**A run of records**
◆ ◆ ◆ ◆ ◆ ◆ ◆

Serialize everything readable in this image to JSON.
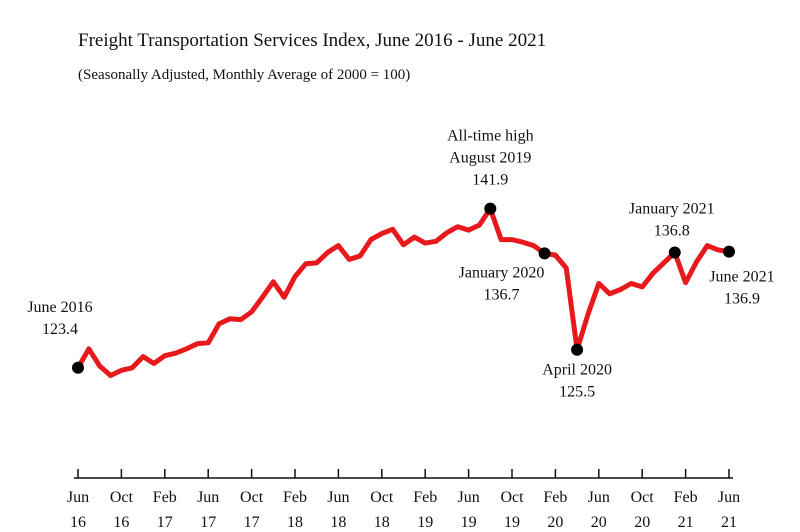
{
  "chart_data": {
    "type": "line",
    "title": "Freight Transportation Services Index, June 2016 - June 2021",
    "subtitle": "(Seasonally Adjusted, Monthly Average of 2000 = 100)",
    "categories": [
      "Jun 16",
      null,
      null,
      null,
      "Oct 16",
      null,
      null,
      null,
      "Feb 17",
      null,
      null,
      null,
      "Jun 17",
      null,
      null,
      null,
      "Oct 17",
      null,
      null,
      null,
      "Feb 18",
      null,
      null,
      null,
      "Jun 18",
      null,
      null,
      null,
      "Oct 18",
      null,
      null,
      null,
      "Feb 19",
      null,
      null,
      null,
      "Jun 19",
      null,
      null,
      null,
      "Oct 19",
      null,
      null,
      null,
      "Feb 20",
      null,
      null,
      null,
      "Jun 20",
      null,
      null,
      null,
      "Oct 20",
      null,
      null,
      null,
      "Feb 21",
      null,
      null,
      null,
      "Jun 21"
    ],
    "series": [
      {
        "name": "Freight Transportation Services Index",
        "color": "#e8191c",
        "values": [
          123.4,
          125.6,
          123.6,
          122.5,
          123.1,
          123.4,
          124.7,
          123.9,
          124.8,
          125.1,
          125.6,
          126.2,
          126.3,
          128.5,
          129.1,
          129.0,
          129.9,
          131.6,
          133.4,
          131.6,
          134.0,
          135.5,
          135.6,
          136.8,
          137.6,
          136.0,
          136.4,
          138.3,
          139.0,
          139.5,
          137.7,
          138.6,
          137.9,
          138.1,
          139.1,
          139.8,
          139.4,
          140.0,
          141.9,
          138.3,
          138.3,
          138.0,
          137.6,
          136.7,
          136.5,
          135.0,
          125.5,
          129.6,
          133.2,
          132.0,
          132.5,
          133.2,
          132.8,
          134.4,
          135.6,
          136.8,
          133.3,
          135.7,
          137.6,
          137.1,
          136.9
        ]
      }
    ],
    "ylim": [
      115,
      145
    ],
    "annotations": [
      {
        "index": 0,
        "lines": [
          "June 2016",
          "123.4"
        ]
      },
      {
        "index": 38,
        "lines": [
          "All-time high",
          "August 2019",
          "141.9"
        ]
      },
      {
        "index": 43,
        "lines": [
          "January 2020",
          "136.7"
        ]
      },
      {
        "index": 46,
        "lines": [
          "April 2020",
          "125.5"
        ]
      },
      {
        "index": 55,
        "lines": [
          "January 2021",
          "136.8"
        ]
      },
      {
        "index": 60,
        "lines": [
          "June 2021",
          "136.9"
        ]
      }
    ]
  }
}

◆ ◆ ◆ ◆ ◆ ◆ ◆

**Instruction**
Write out each line of the data exactly; the images should be left out.

**The completed task**
Serialize everything readable in this image to JSON.
{
  "chart_data": {
    "type": "line",
    "title": "Freight Transportation Services Index, June 2016 - June 2021",
    "subtitle": "(Seasonally Adjusted, Monthly Average of 2000 = 100)",
    "categories": [
      "Jun 16",
      null,
      null,
      null,
      "Oct 16",
      null,
      null,
      null,
      "Feb 17",
      null,
      null,
      null,
      "Jun 17",
      null,
      null,
      null,
      "Oct 17",
      null,
      null,
      null,
      "Feb 18",
      null,
      null,
      null,
      "Jun 18",
      null,
      null,
      null,
      "Oct 18",
      null,
      null,
      null,
      "Feb 19",
      null,
      null,
      null,
      "Jun 19",
      null,
      null,
      null,
      "Oct 19",
      null,
      null,
      null,
      "Feb 20",
      null,
      null,
      null,
      "Jun 20",
      null,
      null,
      null,
      "Oct 20",
      null,
      null,
      null,
      "Feb 21",
      null,
      null,
      null,
      "Jun 21"
    ],
    "series": [
      {
        "name": "Freight Transportation Services Index",
        "color": "#e8191c",
        "values": [
          123.4,
          125.6,
          123.6,
          122.5,
          123.1,
          123.4,
          124.7,
          123.9,
          124.8,
          125.1,
          125.6,
          126.2,
          126.3,
          128.5,
          129.1,
          129.0,
          129.9,
          131.6,
          133.4,
          131.6,
          134.0,
          135.5,
          135.6,
          136.8,
          137.6,
          136.0,
          136.4,
          138.3,
          139.0,
          139.5,
          137.7,
          138.6,
          137.9,
          138.1,
          139.1,
          139.8,
          139.4,
          140.0,
          141.9,
          138.3,
          138.3,
          138.0,
          137.6,
          136.7,
          136.5,
          135.0,
          125.5,
          129.6,
          133.2,
          132.0,
          132.5,
          133.2,
          132.8,
          134.4,
          135.6,
          136.8,
          133.3,
          135.7,
          137.6,
          137.1,
          136.9
        ]
      }
    ],
    "ylim": [
      115,
      145
    ],
    "annotations": [
      {
        "index": 0,
        "lines": [
          "June 2016",
          "123.4"
        ]
      },
      {
        "index": 38,
        "lines": [
          "All-time high",
          "August 2019",
          "141.9"
        ]
      },
      {
        "index": 43,
        "lines": [
          "January 2020",
          "136.7"
        ]
      },
      {
        "index": 46,
        "lines": [
          "April 2020",
          "125.5"
        ]
      },
      {
        "index": 55,
        "lines": [
          "January 2021",
          "136.8"
        ]
      },
      {
        "index": 60,
        "lines": [
          "June 2021",
          "136.9"
        ]
      }
    ]
  }
}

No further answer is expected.